Problems to solve —
1. According to the beer blog excerpt, roughly how much does a full firkin weigh?
2. In the beer blog excerpt, duplicate the stretch from "It got me wondering" through "full sized barrels.".
3. Pick up the beer blog excerpt after its last sentence and keep writing.

Text excerpt —
────

Wednesday 29 September 2010

Firkin hell

I dropped off some beers at my nearest decent pub after work tonight. Arriving in the pissing rain I manhandled the firkins across the car park, down the slide and into the cellar. I must admit I found it a bit of a struggle. Sticking my foot in the deep puddle at the bottom of the slide did not add to the experience. 

It got me wondering how do people manage with bigger barrels? Though a full firkin weighs around 50 kg it's still only a quarter barrel. Kilderkins (half barrels) are still in common use and I've heard of some breweries that still use full sized barrels. 

Of course back in the day they were made of sterner stuff and hogsheads (barrel and a half) were in common use. These must have been around 300 kg (47 stone). Makes me feel faint just thinking about it.   


Monday 27 September 2010

You say hello, I say goodbye

"Twats". That's what the lovely Lisa said after reading the tag on the bottle of Punk IPA I'd just bought.

────

Data records —
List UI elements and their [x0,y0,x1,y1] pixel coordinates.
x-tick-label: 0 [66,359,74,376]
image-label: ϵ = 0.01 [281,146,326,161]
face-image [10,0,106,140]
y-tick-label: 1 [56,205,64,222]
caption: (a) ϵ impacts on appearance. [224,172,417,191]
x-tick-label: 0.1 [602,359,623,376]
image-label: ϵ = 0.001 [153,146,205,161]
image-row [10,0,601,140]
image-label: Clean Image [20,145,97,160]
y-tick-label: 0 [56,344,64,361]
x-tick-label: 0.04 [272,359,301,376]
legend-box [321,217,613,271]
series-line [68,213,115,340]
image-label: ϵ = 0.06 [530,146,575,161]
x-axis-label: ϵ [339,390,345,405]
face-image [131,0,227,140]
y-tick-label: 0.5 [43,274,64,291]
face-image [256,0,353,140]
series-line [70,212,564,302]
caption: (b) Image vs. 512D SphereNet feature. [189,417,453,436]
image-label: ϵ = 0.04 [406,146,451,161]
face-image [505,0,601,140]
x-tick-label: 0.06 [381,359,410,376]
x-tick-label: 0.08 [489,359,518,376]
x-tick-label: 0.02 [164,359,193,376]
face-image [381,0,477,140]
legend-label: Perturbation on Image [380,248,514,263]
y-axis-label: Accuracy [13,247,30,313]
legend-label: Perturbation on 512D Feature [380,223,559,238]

────

Responses per task —
1. Around 50 kg.

2.
It got me wondering how do people manage with bigger barrels? Though a full firkin weighs around 50 kg it's still only a quarter barrel. Kilderkins (half barrels) are still in common use and I've heard of some breweries that still use full sized barrels.

3.
It's basically a rehash of the Arrogant Bastard Ale inspired blurb found on the bottle. Not being as decisive as the lovely Lisa I found it amusing the first time I read it, but like a lot of brewdog stuff it does grate a bit now.  

I suppose the problem is that if you're going to act like arrogant bastards then people will think you're twats. 

Does it help with sales? As brewdog are selling the stuff as fast as they can make it I guess it does, but I don't think Lisa will be buying any in a hurry. 

Wednesday 22 September 2010

The connection between beer and pies

The connection between beer and cheese has been pointed out by some writers, as both are ultimately based on grass. But there's an even closer connection between beer and pies. The spent grains from the brewery are fed to cows, so next time you have a pint with a steak pie it could be that the ale and the steak came from the same grains. 

Monday 20 September 2010

Amber, Gold and Black: The History of Britain's Great Beers by Martyn Cornell

I got very excited when the lovely Lisa bought  Amber, Gold and Black for me. Martyn Cornell's blog Zythophile is one of my favourites, and I find beer history fascinating, so this book looked set to be a cracking. And indeed it was. I even tried slowing down my reading speed as I didn't want it to end. I still finished it rapidly so I've made up for it by reading it twice.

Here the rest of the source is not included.